Problem to work on: Each line that holds the word "text" counts once; report the total and nothing else.

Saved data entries
++++++
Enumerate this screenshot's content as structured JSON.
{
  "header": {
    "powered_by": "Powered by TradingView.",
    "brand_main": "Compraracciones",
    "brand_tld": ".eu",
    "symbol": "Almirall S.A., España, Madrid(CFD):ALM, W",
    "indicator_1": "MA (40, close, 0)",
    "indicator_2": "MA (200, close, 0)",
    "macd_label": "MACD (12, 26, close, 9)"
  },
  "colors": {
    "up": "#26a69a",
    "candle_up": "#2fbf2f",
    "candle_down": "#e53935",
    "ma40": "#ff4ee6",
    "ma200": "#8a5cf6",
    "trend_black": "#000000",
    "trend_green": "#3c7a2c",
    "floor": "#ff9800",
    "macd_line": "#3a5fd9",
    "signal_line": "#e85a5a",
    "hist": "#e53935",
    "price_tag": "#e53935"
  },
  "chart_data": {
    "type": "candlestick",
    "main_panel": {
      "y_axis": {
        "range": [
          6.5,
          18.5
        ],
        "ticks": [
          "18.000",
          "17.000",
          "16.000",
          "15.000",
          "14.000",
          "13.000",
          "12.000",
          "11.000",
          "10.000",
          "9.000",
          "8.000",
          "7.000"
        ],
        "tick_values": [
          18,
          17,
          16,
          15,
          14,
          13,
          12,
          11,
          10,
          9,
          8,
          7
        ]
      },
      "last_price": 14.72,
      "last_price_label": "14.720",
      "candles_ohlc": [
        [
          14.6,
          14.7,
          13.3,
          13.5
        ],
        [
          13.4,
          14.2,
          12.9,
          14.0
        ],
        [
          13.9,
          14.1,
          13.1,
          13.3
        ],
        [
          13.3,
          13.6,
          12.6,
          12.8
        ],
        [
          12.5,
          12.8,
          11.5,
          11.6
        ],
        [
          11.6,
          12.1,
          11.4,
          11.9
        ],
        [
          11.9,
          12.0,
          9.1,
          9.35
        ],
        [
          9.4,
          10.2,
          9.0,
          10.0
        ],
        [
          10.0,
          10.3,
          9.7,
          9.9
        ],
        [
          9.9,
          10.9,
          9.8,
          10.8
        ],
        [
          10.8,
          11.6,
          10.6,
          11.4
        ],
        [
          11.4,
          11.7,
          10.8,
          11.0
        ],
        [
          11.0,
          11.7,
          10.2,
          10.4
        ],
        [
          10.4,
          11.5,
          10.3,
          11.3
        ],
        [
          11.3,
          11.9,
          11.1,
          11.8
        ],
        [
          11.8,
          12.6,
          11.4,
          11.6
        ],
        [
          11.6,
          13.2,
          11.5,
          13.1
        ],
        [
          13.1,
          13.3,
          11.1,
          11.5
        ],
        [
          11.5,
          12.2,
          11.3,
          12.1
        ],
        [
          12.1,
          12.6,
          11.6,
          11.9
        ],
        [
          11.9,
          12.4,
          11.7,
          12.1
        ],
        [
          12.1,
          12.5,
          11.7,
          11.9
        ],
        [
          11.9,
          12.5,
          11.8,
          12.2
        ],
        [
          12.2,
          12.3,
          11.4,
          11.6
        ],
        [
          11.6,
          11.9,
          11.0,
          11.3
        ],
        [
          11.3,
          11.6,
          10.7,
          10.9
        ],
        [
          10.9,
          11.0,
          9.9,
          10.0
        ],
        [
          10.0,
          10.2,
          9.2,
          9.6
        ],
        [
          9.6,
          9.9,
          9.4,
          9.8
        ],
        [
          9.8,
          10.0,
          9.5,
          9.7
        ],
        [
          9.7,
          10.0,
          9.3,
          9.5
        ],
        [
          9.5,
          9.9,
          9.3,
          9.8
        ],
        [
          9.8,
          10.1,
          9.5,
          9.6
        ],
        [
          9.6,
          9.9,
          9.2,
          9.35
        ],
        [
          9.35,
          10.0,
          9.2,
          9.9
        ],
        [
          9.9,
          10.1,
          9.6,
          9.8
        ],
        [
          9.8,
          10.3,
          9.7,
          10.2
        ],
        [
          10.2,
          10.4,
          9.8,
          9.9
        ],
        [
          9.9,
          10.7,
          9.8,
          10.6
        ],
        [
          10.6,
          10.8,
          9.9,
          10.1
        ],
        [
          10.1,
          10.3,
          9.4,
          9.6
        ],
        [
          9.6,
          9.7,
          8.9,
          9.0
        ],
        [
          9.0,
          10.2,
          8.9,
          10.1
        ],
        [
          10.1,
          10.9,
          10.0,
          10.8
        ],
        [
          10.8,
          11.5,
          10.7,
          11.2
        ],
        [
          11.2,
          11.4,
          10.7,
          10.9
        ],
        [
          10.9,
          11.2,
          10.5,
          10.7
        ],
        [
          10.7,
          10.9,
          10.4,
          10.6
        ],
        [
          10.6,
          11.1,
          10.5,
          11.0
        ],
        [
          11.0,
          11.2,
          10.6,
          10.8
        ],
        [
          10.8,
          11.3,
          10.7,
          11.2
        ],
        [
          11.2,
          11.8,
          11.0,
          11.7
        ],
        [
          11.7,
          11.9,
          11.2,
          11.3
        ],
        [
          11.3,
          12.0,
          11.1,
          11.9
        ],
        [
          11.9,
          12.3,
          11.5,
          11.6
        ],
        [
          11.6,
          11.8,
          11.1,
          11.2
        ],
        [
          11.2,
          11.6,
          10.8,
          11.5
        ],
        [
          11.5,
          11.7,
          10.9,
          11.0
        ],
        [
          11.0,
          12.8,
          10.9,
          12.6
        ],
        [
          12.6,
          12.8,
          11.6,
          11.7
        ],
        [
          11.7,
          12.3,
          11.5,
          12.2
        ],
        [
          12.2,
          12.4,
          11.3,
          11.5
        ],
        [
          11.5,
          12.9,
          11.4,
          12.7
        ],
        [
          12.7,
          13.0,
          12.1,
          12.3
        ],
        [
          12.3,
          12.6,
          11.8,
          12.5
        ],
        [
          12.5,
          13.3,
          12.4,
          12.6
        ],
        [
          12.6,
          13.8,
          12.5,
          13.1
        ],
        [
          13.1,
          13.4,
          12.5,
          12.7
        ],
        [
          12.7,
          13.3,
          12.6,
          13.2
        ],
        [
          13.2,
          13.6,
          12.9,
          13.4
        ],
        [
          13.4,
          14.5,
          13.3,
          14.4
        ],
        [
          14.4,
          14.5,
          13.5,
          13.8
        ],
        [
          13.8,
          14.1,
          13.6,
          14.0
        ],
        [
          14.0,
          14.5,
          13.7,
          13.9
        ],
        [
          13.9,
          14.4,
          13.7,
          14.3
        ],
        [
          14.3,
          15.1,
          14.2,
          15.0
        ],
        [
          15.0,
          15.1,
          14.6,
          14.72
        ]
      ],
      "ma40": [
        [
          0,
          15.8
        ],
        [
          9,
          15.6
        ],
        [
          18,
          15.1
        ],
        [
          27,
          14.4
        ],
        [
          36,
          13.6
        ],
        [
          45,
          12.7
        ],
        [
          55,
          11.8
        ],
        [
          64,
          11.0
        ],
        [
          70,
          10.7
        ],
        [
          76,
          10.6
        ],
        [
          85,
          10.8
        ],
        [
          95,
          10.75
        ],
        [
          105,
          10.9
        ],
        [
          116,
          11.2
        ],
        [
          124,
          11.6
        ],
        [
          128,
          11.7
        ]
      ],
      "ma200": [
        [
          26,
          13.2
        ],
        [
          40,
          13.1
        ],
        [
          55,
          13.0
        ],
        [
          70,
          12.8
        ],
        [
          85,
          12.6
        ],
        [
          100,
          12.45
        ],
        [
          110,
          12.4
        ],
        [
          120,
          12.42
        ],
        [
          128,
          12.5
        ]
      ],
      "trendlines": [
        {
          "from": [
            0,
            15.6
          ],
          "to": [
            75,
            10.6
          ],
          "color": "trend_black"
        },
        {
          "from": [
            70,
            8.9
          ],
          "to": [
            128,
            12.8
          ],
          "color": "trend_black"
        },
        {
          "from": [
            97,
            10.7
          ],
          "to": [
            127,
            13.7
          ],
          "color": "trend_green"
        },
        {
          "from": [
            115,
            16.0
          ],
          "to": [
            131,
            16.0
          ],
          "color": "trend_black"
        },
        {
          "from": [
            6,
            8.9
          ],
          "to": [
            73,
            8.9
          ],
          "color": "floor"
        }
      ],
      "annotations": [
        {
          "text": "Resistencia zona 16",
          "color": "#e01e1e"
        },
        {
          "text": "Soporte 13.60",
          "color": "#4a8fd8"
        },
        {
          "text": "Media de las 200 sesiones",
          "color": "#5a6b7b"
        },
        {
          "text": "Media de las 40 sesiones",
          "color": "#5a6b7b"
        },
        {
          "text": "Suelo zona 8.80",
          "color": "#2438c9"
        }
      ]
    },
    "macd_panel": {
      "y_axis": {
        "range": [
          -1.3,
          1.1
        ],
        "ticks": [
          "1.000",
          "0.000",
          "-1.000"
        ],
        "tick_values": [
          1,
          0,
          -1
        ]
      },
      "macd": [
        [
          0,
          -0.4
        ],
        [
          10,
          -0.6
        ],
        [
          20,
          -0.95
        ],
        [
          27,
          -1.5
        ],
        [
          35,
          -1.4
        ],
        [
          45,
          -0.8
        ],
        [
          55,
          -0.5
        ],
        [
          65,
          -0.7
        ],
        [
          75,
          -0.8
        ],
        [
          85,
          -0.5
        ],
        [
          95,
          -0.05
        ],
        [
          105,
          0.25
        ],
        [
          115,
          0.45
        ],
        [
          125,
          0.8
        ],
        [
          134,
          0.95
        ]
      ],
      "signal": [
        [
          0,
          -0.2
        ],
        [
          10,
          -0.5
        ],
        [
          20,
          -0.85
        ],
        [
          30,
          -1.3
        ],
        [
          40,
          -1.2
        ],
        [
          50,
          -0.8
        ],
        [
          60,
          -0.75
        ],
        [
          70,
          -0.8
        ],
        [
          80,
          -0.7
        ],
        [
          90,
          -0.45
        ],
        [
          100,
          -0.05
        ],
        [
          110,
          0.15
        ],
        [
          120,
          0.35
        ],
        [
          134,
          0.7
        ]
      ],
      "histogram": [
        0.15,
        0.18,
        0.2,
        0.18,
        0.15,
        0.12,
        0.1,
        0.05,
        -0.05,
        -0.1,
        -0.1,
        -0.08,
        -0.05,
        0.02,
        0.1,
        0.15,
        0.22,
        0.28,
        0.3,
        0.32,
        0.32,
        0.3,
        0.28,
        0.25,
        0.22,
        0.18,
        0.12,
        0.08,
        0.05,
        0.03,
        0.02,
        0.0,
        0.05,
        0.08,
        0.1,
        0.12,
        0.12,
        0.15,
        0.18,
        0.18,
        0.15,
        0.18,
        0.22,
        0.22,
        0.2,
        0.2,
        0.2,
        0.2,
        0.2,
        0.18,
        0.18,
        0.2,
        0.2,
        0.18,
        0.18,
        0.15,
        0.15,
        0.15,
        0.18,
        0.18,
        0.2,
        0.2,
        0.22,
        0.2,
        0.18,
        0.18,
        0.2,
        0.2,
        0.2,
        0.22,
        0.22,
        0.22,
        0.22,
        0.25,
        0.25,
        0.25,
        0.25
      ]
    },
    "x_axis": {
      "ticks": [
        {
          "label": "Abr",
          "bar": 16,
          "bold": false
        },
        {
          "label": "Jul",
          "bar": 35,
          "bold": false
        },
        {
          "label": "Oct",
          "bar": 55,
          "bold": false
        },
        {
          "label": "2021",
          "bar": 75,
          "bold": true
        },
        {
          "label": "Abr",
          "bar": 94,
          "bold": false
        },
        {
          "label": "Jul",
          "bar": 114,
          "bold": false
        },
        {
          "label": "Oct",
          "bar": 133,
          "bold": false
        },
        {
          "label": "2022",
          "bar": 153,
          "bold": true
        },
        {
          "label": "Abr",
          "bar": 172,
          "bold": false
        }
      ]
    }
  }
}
++++++
Correct result: 5